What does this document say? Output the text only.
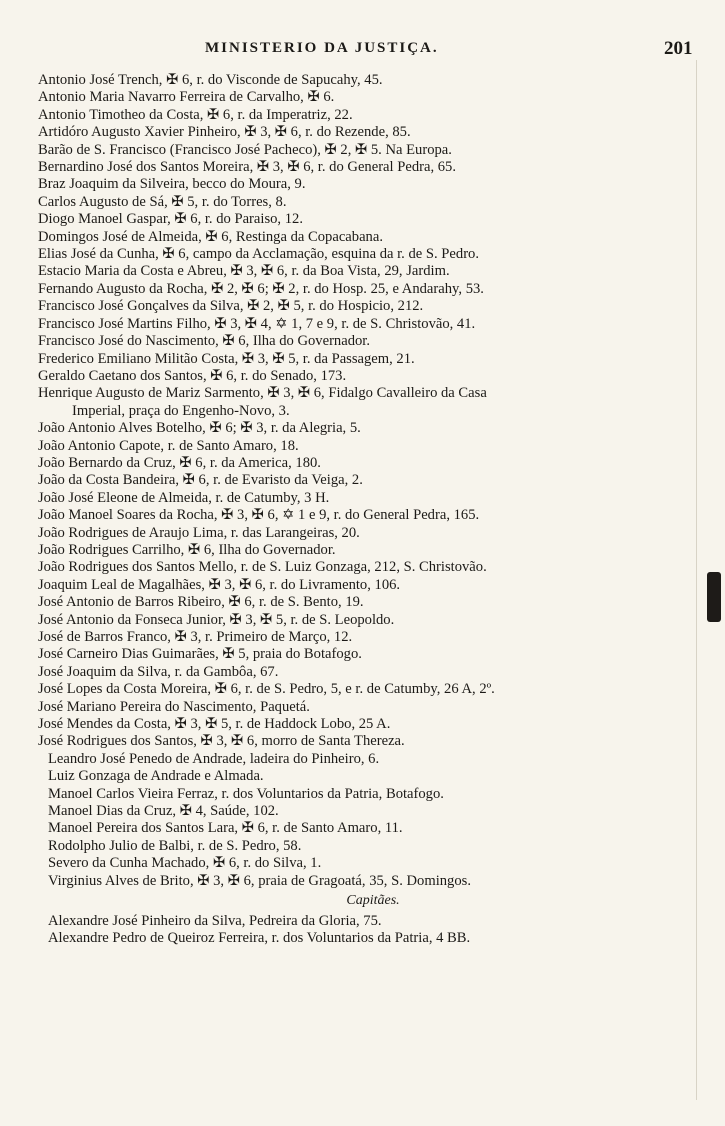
MINISTERIO DA JUSTIÇA.	201
Antonio José Trench, ✠ 6, r. do Visconde de Sapucahy, 45.
Antonio Maria Navarro Ferreira de Carvalho, ✠ 6.
Antonio Timotheo da Costa, ✠ 6, r. da Imperatriz, 22.
Artidóro Augusto Xavier Pinheiro, ✠ 3, ✠ 6, r. do Rezende, 85.
Barão de S. Francisco (Francisco José Pacheco), ✠ 2, ✠ 5. Na Europa.
Bernardino José dos Santos Moreira, ✠ 3, ✠ 6, r. do General Pedra, 65.
Braz Joaquim da Silveira, becco do Moura, 9.
Carlos Augusto de Sá, ✠ 5, r. do Torres, 8.
Diogo Manoel Gaspar, ✠ 6, r. do Paraiso, 12.
Domingos José de Almeida, ✠ 6, Restinga da Copacabana.
Elias José da Cunha, ✠ 6, campo da Acclamação, esquina da r. de S. Pedro.
Estacio Maria da Costa e Abreu, ✠ 3, ✠ 6, r. da Boa Vista, 29, Jardim.
Fernando Augusto da Rocha, ✠ 2, ✠ 6; ✠ 2, r. do Hosp. 25, e Andarahy, 53.
Francisco José Gonçalves da Silva, ✠ 2, ✠ 5, r. do Hospicio, 212.
Francisco José Martins Filho, ✠ 3, ✠ 4, ✡ 1, 7 e 9, r. de S. Christovão, 41.
Francisco José do Nascimento, ✠ 6, Ilha do Governador.
Frederico Emiliano Militão Costa, ✠ 3, ✠ 5, r. da Passagem, 21.
Geraldo Caetano dos Santos, ✠ 6, r. do Senado, 173.
Henrique Augusto de Mariz Sarmento, ✠ 3, ✠ 6, Fidalgo Cavalleiro da Casa
Imperial, praça do Engenho-Novo, 3.
João Antonio Alves Botelho, ✠ 6; ✠ 3, r. da Alegria, 5.
João Antonio Capote, r. de Santo Amaro, 18.
João Bernardo da Cruz, ✠ 6, r. da America, 180.
João da Costa Bandeira, ✠ 6, r. de Evaristo da Veiga, 2.
João José Eleone de Almeida, r. de Catumby, 3 H.
João Manoel Soares da Rocha, ✠ 3, ✠ 6, ✡ 1 e 9, r. do General Pedra, 165.
João Rodrigues de Araujo Lima, r. das Larangeiras, 20.
João Rodrigues Carrilho, ✠ 6, Ilha do Governador.
João Rodrigues dos Santos Mello, r. de S. Luiz Gonzaga, 212, S. Christovão.
Joaquim Leal de Magalhães, ✠ 3, ✠ 6, r. do Livramento, 106.
José Antonio de Barros Ribeiro, ✠ 6, r. de S. Bento, 19.
José Antonio da Fonseca Junior, ✠ 3, ✠ 5, r. de S. Leopoldo.
José de Barros Franco, ✠ 3, r. Primeiro de Março, 12.
José Carneiro Dias Guimarães, ✠ 5, praia do Botafogo.
José Joaquim da Silva, r. da Gambôa, 67.
José Lopes da Costa Moreira, ✠ 6, r. de S. Pedro, 5, e r. de Catumby, 26 A, 2º.
José Mariano Pereira do Nascimento, Paquetá.
José Mendes da Costa, ✠ 3, ✠ 5, r. de Haddock Lobo, 25 A.
José Rodrigues dos Santos, ✠ 3, ✠ 6, morro de Santa Thereza.
Leandro José Penedo de Andrade, ladeira do Pinheiro, 6.
Luiz Gonzaga de Andrade e Almada.
Manoel Carlos Vieira Ferraz, r. dos Voluntarios da Patria, Botafogo.
Manoel Dias da Cruz, ✠ 4, Saúde, 102.
Manoel Pereira dos Santos Lara, ✠ 6, r. de Santo Amaro, 11.
Rodolpho Julio de Balbi, r. de S. Pedro, 58.
Severo da Cunha Machado, ✠ 6, r. do Silva, 1.
Virginius Alves de Brito, ✠ 3, ✠ 6, praia de Gragoatá, 35, S. Domingos.
Capitães.
Alexandre José Pinheiro da Silva, Pedreira da Gloria, 75.
Alexandre Pedro de Queiroz Ferreira, r. dos Voluntarios da Patria, 4 BB.
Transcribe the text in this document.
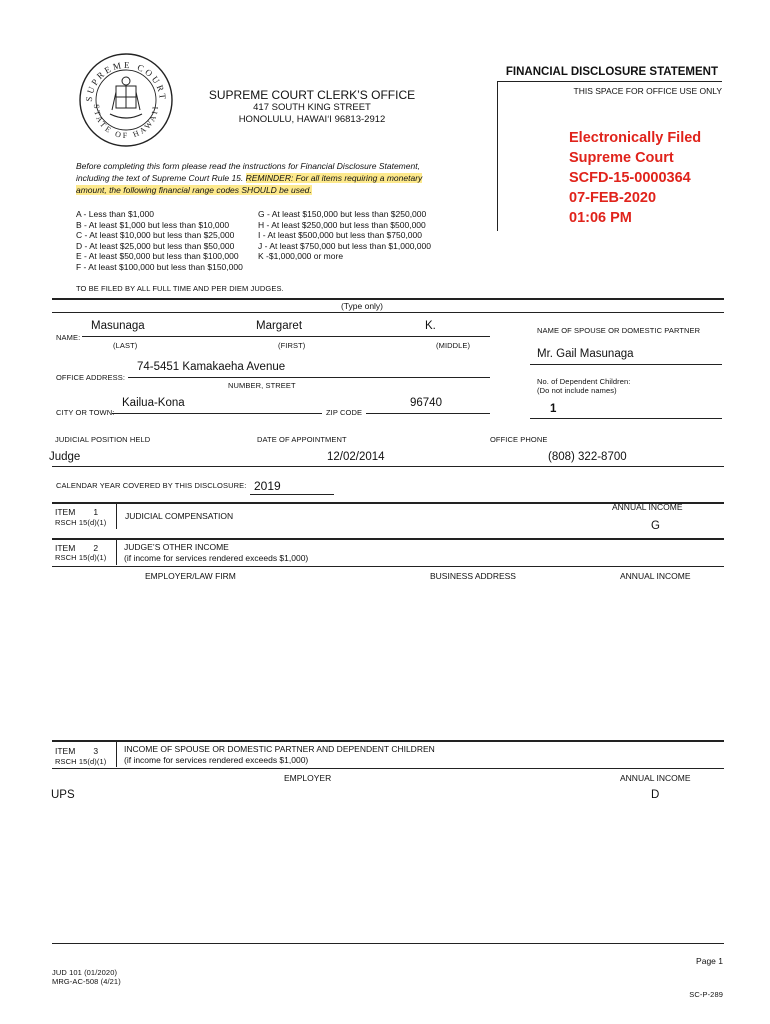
SUPREME COURT
STATE OF HAWAII
SUPREME COURT CLERK’S OFFICE
417 SOUTH KING STREET
HONOLULU, HAWAI‘I 96813-2912
FINANCIAL DISCLOSURE STATEMENT
THIS SPACE FOR OFFICE USE ONLY
Electronically Filed
Supreme Court
SCFD-15-0000364
07-FEB-2020
01:06 PM
Before completing this form please read the instructions for Financial Disclosure Statement,
including the text of Supreme Court Rule 15. REMINDER: For all items requiring a monetary
amount, the following financial range codes SHOULD be used.
A - Less than $1,000
B - At least $1,000 but less than $10,000
C - At least $10,000 but less than $25,000
D - At least $25,000 but less than $50,000
E - At least $50,000 but less than $100,000
F - At least $100,000 but less than $150,000
G - At least $150,000 but less than $250,000
H - At least $250,000 but less than $500,000
I - At least $500,000 but less than $750,000
J - At least $750,000 but less than $1,000,000
K -$1,000,000 or more
TO BE FILED BY ALL FULL TIME AND PER DIEM JUDGES.
(Type only)
NAME:
Masunaga	Margaret	K.
(LAST)	(FIRST)	(MIDDLE)
NAME OF SPOUSE OR DOMESTIC PARTNER
Mr. Gail Masunaga
No. of Dependent Children:
(Do not include names)
1
OFFICE ADDRESS:
74-5451 Kamakaeha Avenue
NUMBER, STREET
CITY OR TOWN:
Kailua-Kona
ZIP CODE
96740
JUDICIAL POSITION HELD	DATE OF APPOINTMENT	OFFICE PHONE
Judge	12/02/2014	(808) 322-8700
CALENDAR YEAR COVERED BY THIS DISCLOSURE: 2019
ITEM 1
RSCH 15(d)(1)
JUDICIAL COMPENSATION
ANNUAL INCOME
G
ITEM 2
RSCH 15(d)(1)
JUDGE’S OTHER INCOME
(if income for services rendered exceeds $1,000)
EMPLOYER/LAW FIRM	BUSINESS ADDRESS	ANNUAL INCOME
ITEM 3
RSCH 15(d)(1)
INCOME OF SPOUSE OR DOMESTIC PARTNER AND DEPENDENT CHILDREN
(if income for services rendered exceeds $1,000)
EMPLOYER	ANNUAL INCOME
UPS	D
Page 1
JUD 101 (01/2020)
MRG-AC-508 (4/21)
SC-P-289
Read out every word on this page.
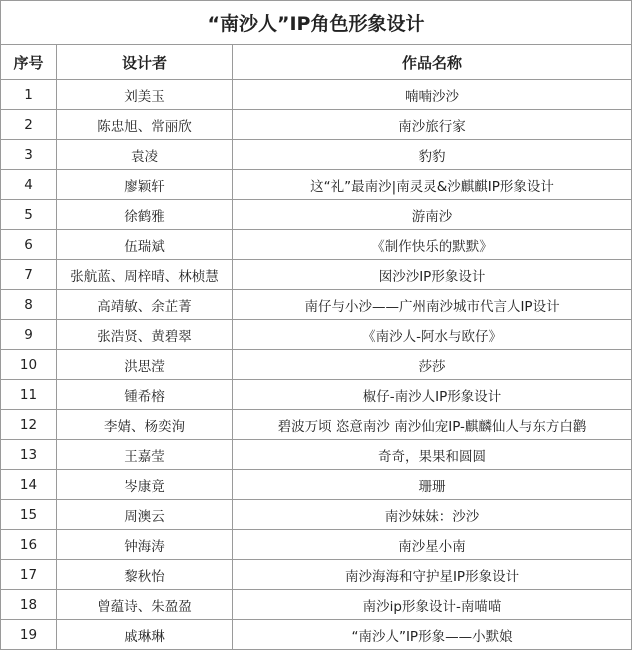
“南沙人”IP角色形象设计		
序号	设计者	作品名称
1	刘美玉	喃喃沙沙
2	陈忠旭、常丽欣	南沙旅行家
3	袁凌	豹豹
4	廖颖轩	这“礼”最南沙|南灵灵&沙麒麒IP形象设计
5	徐鹤雅	游南沙
6	伍瑞斌	《制作快乐的默默》
7	张航蓝、周梓晴、林桢慧	囡沙沙IP形象设计
8	高靖敏、余芷菁	南仔与小沙——广州南沙城市代言人IP设计
9	张浩贤、黄碧翠	《南沙人-阿水与欧仔》
10	洪思滢	莎莎
11	锺希榕	椒仔-南沙人IP形象设计
12	李婧、杨奕洵	碧波万顷 恣意南沙 南沙仙宠IP-麒麟仙人与东方白鹳
13	王嘉莹	奇奇，果果和圆圆
14	岑康竟	珊珊
15	周澳云	南沙妹妹：沙沙
16	钟海涛	南沙星小南
17	黎秋怡	南沙海海和守护星IP形象设计
18	曾蕴诗、朱盈盈	南沙ip形象设计-南喵喵
19	戚琳琳	“南沙人”IP形象——小默娘
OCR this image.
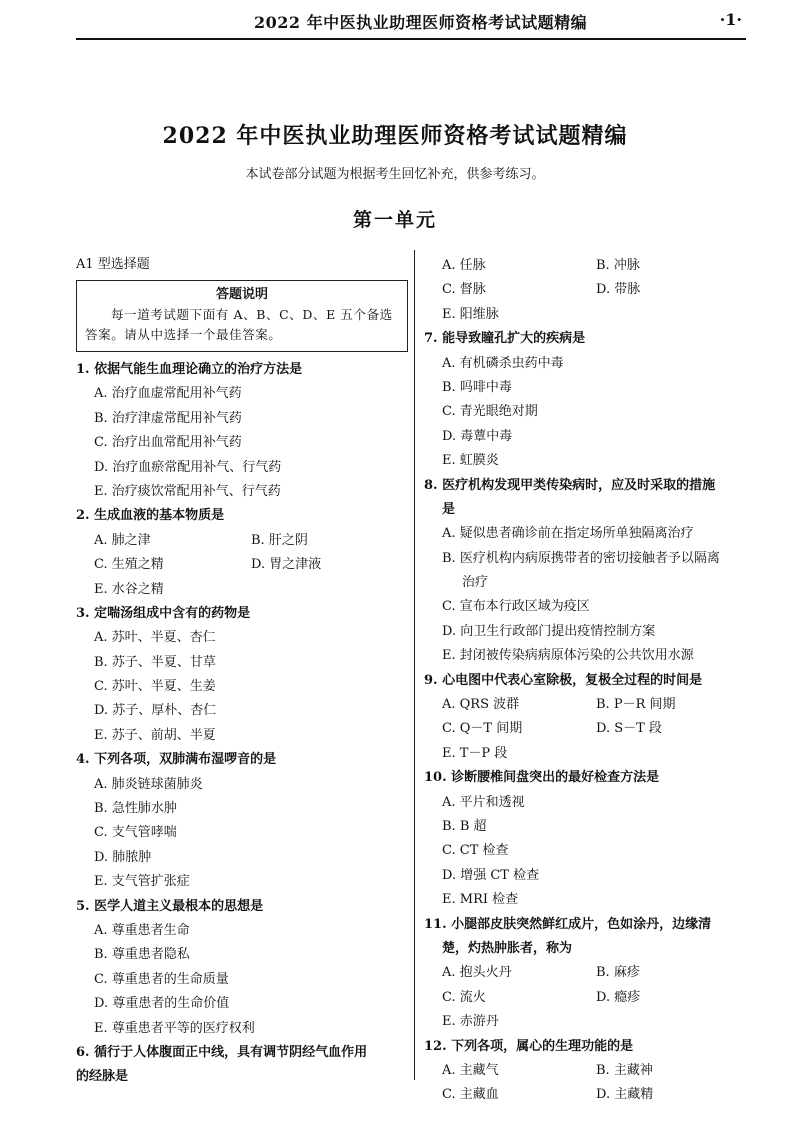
2022 年中医执业助理医师资格考试试题精编	·1·
2022 年中医执业助理医师资格考试试题精编
本试卷部分试题为根据考生回忆补充，供参考练习。
第一单元
A1 型选择题
答题说明
每一道考试题下面有 A、B、C、D、E 五个备选答案。请从中选择一个最佳答案。
1. 依据气能生血理论确立的治疗方法是
A. 治疗血虚常配用补气药
B. 治疗津虚常配用补气药
C. 治疗出血常配用补气药
D. 治疗血瘀常配用补气、行气药
E. 治疗痰饮常配用补气、行气药
2. 生成血液的基本物质是
A. 肺之津	B. 肝之阴
C. 生殖之精	D. 胃之津液
E. 水谷之精
3. 定喘汤组成中含有的药物是
A. 苏叶、半夏、杏仁
B. 苏子、半夏、甘草
C. 苏叶、半夏、生姜
D. 苏子、厚朴、杏仁
E. 苏子、前胡、半夏
4. 下列各项，双肺满布湿啰音的是
A. 肺炎链球菌肺炎
B. 急性肺水肿
C. 支气管哮喘
D. 肺脓肿
E. 支气管扩张症
5. 医学人道主义最根本的思想是
A. 尊重患者生命
B. 尊重患者隐私
C. 尊重患者的生命质量
D. 尊重患者的生命价值
E. 尊重患者平等的医疗权利
6. 循行于人体腹面正中线，具有调节阴经气血作用
的经脉是
A. 任脉	B. 冲脉
C. 督脉	D. 带脉
E. 阳维脉
7. 能导致瞳孔扩大的疾病是
A. 有机磷杀虫药中毒
B. 吗啡中毒
C. 青光眼绝对期
D. 毒蕈中毒
E. 虹膜炎
8. 医疗机构发现甲类传染病时，应及时采取的措施
是
A. 疑似患者确诊前在指定场所单独隔离治疗
B. 医疗机构内病原携带者的密切接触者予以隔离
治疗
C. 宣布本行政区域为疫区
D. 向卫生行政部门提出疫情控制方案
E. 封闭被传染病病原体污染的公共饮用水源
9. 心电图中代表心室除极，复极全过程的时间是
A. QRS 波群	B. P－R 间期
C. Q－T 间期	D. S－T 段
E. T－P 段
10. 诊断腰椎间盘突出的最好检查方法是
A. 平片和透视
B. B 超
C. CT 检查
D. 增强 CT 检查
E. MRI 检查
11. 小腿部皮肤突然鲜红成片，色如涂丹，边缘清
楚，灼热肿胀者，称为
A. 抱头火丹	B. 麻疹
C. 流火	D. 瘾疹
E. 赤游丹
12. 下列各项，属心的生理功能的是
A. 主藏气	B. 主藏神
C. 主藏血	D. 主藏精
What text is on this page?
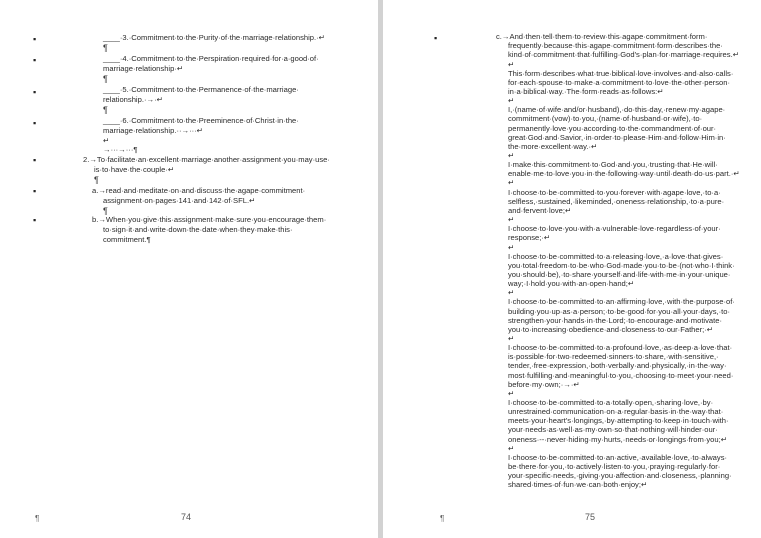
▪
▪
▪
▪
▪
▪
▪
____·3.·Commitment·to·the·Purity·of·the·marriage·relationship.·↵
¶
____·4.·Commitment·to·the·Perspiration·required·for·a·good·of·
marriage·relationship·↵
¶
____·5.·Commitment·to·the·Permanence·of·the·marriage·
relationship.·→·↵
¶
____·6.·Commitment·to·the·Preeminence·of·Christ·in·the·
marriage·relationship.··→···↵
↵
→···→···¶
2.→To·facilitate·an·excellent·marriage·another·assignment·you·may·use·
is·to·have·the·couple·↵
¶
a.→read·and·meditate·on·and·discuss·the·agape·commitment·
assignment·on·pages·141·and·142·of·SFL.↵
¶
b.→When·you·give·this·assignment·make·sure·you·encourage·them·
to·sign·it·and·write·down·the·date·when·they·make·this·
commitment.¶
¶	74
▪	c.→And·then·tell·them·to·review·this·agape·commitment·form·
frequently·because·this·agape·commitment·form·describes·the·
kind·of·commitment·that·fulfilling·God's·plan·for·marriage·requires.↵
↵
This·form·describes·what·true·biblical·love·involves·and·also·calls·
for·each·spouse·to·make·a·commitment·to·love·the·other·person·
in·a·biblical·way.·The·form·reads·as·follows:↵
↵
I,·(name·of·wife·and/or·husband),·do·this·day,·renew·my·agape·
commitment·(vow)·to·you,·(name·of·husband·or·wife),·to·
permanently·love·you·according·to·the·commandment·of·our·
great·God·and·Savior,·in·order·to·please·Him·and·follow·Him·in·
the·more·excellent·way.·↵
↵
I·make·this·commitment·to·God·and·you,·trusting·that·He·will·
enable·me·to·love·you·in·the·following·way·until·death·do·us·part.·↵
↵
I·choose·to·be·committed·to·you·forever·with·agape·love,·to·a·
selfless,·sustained,·likeminded,·oneness·relationship,·to·a·pure·
and·fervent·love;↵
↵
I·choose·to·love·you·with·a·vulnerable·love·regardless·of·your·
response;·↵
↵
I·choose·to·be·committed·to·a·releasing·love,·a·love·that·gives·
you·total·freedom·to·be·who·God·made·you·to·be·(not·who·I·think·
you·should·be),·to·share·yourself·and·life·with·me·in·your·unique·
way;·I·hold·you·with·an·open·hand;↵
↵
I·choose·to·be·committed·to·an·affirming·love,·with·the·purpose·of·
building·you·up·as·a·person;·to·be·good·for·you·all·your·days,·to·
strengthen·your·hands·in·the·Lord;·to·encourage·and·motivate·
you·to·increasing·obedience·and·closeness·to·our·Father;·↵
↵
I·choose·to·be·committed·to·a·profound·love,·as·deep·a·love·that·
is·possible·for·two·redeemed·sinners·to·share,·with·sensitive,·
tender,·free·expression,·both·verbally·and·physically,·in·the·way·
most·fulfilling·and·meaningful·to·you,·choosing·to·meet·your·need·
before·my·own;·→·↵
↵
I·choose·to·be·committed·to·a·totally·open,·sharing·love,·by·
unrestrained·communication·on·a·regular·basis·in·the·way·that·
meets·your·heart's·longings,·by·attempting·to·keep·in·touch·with·
your·needs·as·well·as·my·own·so·that·nothing·will·hinder·our·
oneness·--·never·hiding·my·hurts,·needs·or·longings·from·you;↵
↵
I·choose·to·be·committed·to·an·active,·available·love,·to·always·
be·there·for·you,·to·actively·listen·to·you,·praying·regularly·for·
your·specific·needs,·giving·you·affection·and·closeness,·planning·
shared·times·of·fun·we·can·both·enjoy;↵
¶	75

• Given request
Report how many lines above hold the string "Moreira", giving nothing but the number.

• Task response
2